## [EXERCISE GOAL]
Update the items below by changing every "Patent image size" to "Drawing dimensions" and leaving all other text unchanged.

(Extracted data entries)
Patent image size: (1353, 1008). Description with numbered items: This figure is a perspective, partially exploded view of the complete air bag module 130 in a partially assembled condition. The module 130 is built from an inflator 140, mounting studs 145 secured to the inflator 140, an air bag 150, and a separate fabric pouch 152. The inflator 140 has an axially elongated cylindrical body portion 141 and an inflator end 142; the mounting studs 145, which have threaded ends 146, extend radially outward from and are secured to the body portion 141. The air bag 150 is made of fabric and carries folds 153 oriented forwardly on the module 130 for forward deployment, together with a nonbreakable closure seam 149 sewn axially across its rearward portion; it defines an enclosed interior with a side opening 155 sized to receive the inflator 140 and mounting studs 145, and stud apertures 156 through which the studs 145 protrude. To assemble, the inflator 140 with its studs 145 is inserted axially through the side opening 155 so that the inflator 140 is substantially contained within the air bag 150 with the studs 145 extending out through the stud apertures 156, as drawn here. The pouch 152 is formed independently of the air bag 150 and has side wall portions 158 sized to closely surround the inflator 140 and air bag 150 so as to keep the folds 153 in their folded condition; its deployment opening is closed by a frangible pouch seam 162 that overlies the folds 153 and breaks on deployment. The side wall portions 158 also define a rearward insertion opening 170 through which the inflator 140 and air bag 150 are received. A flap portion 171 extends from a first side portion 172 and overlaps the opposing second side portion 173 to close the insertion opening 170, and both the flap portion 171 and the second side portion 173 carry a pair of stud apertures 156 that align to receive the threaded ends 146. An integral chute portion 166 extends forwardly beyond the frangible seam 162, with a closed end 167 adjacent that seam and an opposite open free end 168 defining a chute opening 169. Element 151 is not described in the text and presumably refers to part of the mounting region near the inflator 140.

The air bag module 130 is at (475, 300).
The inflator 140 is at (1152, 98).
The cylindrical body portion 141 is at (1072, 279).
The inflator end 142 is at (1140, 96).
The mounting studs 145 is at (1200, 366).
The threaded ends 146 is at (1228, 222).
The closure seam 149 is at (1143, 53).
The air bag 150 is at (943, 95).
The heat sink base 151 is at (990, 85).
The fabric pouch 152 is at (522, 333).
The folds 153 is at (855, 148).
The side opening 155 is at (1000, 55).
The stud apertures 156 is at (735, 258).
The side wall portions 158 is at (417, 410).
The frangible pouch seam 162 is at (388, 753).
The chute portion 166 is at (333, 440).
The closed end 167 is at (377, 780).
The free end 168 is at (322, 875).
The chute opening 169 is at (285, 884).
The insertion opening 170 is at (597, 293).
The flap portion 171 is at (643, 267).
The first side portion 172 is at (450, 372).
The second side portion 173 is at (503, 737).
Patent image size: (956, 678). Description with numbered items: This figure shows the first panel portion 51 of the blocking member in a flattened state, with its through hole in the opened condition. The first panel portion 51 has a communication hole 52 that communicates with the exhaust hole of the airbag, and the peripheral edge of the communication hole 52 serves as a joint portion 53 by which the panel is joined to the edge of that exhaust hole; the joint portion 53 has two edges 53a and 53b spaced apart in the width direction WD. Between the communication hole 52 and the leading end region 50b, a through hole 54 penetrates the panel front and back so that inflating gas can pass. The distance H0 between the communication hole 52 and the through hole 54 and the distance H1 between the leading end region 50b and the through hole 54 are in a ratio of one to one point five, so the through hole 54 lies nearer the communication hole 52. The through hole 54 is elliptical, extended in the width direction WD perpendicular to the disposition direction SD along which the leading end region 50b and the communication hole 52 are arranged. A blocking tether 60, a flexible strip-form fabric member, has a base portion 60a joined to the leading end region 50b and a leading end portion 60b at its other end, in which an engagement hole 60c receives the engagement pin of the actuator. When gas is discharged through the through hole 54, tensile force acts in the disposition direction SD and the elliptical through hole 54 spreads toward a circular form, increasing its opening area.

## [ANSWER IN FULL]
Drawing dimensions: (1353, 1008). Description with numbered items: This figure is a perspective, partially exploded view of the complete air bag module 130 in a partially assembled condition. The module 130 is built from an inflator 140, mounting studs 145 secured to the inflator 140, an air bag 150, and a separate fabric pouch 152. The inflator 140 has an axially elongated cylindrical body portion 141 and an inflator end 142; the mounting studs 145, which have threaded ends 146, extend radially outward from and are secured to the body portion 141. The air bag 150 is made of fabric and carries folds 153 oriented forwardly on the module 130 for forward deployment, together with a nonbreakable closure seam 149 sewn axially across its rearward portion; it defines an enclosed interior with a side opening 155 sized to receive the inflator 140 and mounting studs 145, and stud apertures 156 through which the studs 145 protrude. To assemble, the inflator 140 with its studs 145 is inserted axially through the side opening 155 so that the inflator 140 is substantially contained within the air bag 150 with the studs 145 extending out through the stud apertures 156, as drawn here. The pouch 152 is formed independently of the air bag 150 and has side wall portions 158 sized to closely surround the inflator 140 and air bag 150 so as to keep the folds 153 in their folded condition; its deployment opening is closed by a frangible pouch seam 162 that overlies the folds 153 and breaks on deployment. The side wall portions 158 also define a rearward insertion opening 170 through which the inflator 140 and air bag 150 are received. A flap portion 171 extends from a first side portion 172 and overlaps the opposing second side portion 173 to close the insertion opening 170, and both the flap portion 171 and the second side portion 173 carry a pair of stud apertures 156 that align to receive the threaded ends 146. An integral chute portion 166 extends forwardly beyond the frangible seam 162, with a closed end 167 adjacent that seam and an opposite open free end 168 defining a chute opening 169. Element 151 is not described in the text and presumably refers to part of the mounting region near the inflator 140.

The air bag module 130 is at (475, 300).
The inflator 140 is at (1152, 98).
The cylindrical body portion 141 is at (1072, 279).
The inflator end 142 is at (1140, 96).
The mounting studs 145 is at (1200, 366).
The threaded ends 146 is at (1228, 222).
The closure seam 149 is at (1143, 53).
The air bag 150 is at (943, 95).
The heat sink base 151 is at (990, 85).
The fabric pouch 152 is at (522, 333).
The folds 153 is at (855, 148).
The side opening 155 is at (1000, 55).
The stud apertures 156 is at (735, 258).
The side wall portions 158 is at (417, 410).
The frangible pouch seam 162 is at (388, 753).
The chute portion 166 is at (333, 440).
The closed end 167 is at (377, 780).
The free end 168 is at (322, 875).
The chute opening 169 is at (285, 884).
The insertion opening 170 is at (597, 293).
The flap portion 171 is at (643, 267).
The first side portion 172 is at (450, 372).
The second side portion 173 is at (503, 737).
Drawing dimensions: (956, 678). Description with numbered items: This figure shows the first panel portion 51 of the blocking member in a flattened state, with its through hole in the opened condition. The first panel portion 51 has a communication hole 52 that communicates with the exhaust hole of the airbag, and the peripheral edge of the communication hole 52 serves as a joint portion 53 by which the panel is joined to the edge of that exhaust hole; the joint portion 53 has two edges 53a and 53b spaced apart in the width direction WD. Between the communication hole 52 and the leading end region 50b, a through hole 54 penetrates the panel front and back so that inflating gas can pass. The distance H0 between the communication hole 52 and the through hole 54 and the distance H1 between the leading end region 50b and the through hole 54 are in a ratio of one to one point five, so the through hole 54 lies nearer the communication hole 52. The through hole 54 is elliptical, extended in the width direction WD perpendicular to the disposition direction SD along which the leading end region 50b and the communication hole 52 are arranged. A blocking tether 60, a flexible strip-form fabric member, has a base portion 60a joined to the leading end region 50b and a leading end portion 60b at its other end, in which an engagement hole 60c receives the engagement pin of the actuator. When gas is discharged through the through hole 54, tensile force acts in the disposition direction SD and the elliptical through hole 54 spreads toward a circular form, increasing its opening area.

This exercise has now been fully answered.